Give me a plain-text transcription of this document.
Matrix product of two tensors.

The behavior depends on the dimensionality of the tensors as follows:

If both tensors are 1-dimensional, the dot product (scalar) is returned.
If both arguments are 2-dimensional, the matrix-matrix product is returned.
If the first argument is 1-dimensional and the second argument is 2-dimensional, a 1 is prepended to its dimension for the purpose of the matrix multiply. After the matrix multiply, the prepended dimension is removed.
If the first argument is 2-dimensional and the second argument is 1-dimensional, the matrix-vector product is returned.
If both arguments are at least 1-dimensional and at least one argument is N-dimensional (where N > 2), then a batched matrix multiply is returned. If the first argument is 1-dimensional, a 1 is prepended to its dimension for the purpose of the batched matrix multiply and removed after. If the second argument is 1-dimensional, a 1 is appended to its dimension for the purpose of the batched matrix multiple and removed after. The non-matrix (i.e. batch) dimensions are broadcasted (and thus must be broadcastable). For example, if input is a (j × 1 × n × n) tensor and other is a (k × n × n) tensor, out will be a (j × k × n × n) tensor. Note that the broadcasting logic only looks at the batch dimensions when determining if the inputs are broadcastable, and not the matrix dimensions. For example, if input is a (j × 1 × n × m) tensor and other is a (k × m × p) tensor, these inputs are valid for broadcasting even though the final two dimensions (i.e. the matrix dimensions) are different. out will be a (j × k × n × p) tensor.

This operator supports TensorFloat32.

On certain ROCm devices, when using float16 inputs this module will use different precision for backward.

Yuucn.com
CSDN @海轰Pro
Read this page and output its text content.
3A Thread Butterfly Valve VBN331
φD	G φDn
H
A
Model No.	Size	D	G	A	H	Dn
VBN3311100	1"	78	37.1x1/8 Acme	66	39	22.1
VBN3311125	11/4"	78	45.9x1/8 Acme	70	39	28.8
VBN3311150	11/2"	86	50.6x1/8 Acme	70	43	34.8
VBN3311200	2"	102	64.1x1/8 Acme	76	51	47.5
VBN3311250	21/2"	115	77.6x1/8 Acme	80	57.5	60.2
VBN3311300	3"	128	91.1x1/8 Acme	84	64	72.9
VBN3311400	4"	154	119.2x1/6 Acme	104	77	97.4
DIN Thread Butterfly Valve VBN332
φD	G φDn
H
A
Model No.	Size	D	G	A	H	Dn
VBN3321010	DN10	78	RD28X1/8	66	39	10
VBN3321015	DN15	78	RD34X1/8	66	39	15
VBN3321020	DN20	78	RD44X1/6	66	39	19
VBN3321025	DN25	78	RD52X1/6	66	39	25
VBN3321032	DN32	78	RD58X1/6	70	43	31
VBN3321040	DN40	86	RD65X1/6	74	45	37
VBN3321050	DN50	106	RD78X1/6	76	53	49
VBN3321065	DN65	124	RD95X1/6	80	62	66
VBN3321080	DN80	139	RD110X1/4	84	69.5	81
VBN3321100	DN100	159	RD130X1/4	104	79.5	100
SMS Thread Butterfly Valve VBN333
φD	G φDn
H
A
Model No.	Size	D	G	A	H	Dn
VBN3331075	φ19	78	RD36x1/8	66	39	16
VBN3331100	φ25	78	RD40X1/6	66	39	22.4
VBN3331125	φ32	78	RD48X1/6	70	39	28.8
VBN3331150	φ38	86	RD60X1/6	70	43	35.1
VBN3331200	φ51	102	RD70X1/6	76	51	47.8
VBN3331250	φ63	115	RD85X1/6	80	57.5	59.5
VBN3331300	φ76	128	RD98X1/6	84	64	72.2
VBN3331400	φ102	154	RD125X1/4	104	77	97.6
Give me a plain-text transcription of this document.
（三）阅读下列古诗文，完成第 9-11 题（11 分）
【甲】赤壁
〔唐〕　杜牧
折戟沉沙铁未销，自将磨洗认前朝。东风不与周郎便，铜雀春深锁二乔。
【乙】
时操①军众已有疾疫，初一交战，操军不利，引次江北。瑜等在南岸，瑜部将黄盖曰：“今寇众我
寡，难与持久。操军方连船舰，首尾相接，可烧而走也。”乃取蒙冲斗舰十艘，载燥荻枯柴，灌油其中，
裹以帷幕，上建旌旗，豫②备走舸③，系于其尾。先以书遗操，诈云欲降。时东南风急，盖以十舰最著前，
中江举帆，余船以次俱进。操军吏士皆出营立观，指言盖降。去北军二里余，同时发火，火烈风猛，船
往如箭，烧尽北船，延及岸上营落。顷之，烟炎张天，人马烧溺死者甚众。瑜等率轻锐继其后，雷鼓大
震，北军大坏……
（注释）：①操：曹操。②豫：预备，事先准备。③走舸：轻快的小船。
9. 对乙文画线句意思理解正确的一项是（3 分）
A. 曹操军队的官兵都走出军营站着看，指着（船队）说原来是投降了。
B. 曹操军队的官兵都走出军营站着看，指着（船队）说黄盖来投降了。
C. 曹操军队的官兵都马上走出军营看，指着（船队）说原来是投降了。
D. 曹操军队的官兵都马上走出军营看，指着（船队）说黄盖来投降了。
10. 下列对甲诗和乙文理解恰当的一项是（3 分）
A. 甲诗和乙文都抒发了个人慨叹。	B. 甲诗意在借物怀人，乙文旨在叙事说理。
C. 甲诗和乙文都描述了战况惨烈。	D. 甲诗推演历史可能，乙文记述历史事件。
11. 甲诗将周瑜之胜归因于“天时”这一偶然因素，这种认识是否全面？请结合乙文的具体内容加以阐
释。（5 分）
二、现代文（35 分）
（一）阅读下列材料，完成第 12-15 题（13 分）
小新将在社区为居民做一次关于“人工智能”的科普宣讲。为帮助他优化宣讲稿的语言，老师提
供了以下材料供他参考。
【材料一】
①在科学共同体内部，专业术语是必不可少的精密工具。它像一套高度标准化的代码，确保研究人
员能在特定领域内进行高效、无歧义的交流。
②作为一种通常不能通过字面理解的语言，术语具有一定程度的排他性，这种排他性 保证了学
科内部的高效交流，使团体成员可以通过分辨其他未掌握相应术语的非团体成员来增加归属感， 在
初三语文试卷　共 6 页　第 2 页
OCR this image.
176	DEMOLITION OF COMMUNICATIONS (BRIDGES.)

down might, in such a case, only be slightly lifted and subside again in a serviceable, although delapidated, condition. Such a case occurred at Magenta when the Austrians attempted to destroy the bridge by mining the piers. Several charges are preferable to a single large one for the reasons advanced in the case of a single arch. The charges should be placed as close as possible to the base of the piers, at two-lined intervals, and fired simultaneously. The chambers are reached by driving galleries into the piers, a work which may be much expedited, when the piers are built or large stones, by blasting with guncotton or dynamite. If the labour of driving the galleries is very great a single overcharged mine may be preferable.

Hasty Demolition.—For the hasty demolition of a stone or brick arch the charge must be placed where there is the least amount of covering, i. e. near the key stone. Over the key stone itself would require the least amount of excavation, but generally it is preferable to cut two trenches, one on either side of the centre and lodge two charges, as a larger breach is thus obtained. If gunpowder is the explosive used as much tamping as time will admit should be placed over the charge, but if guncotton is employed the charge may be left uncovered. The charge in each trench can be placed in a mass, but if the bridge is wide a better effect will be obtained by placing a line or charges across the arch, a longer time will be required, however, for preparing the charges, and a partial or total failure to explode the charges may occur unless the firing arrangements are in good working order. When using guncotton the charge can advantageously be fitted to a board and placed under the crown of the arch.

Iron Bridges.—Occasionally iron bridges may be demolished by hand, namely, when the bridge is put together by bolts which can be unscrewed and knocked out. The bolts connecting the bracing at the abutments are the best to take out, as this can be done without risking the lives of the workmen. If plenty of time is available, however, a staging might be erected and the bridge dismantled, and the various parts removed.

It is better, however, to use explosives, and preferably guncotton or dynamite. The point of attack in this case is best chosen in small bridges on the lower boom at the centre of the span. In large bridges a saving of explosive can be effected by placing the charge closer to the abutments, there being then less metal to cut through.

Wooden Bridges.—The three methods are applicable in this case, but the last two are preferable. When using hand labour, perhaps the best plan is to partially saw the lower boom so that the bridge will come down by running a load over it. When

WORK TO BE COMPLETED: Show every line in the records above that contains the word "product".

SOLUTION TO THE PROBLEM:
Matrix product of two tensors.
If both tensors are 1-dimensional, the dot product (scalar) is returned.
If both arguments are 2-dimensional, the matrix-matrix product is returned.
If the first argument is 2-dimensional and the second argument is 1-dimensional, the matrix-vector product is returned.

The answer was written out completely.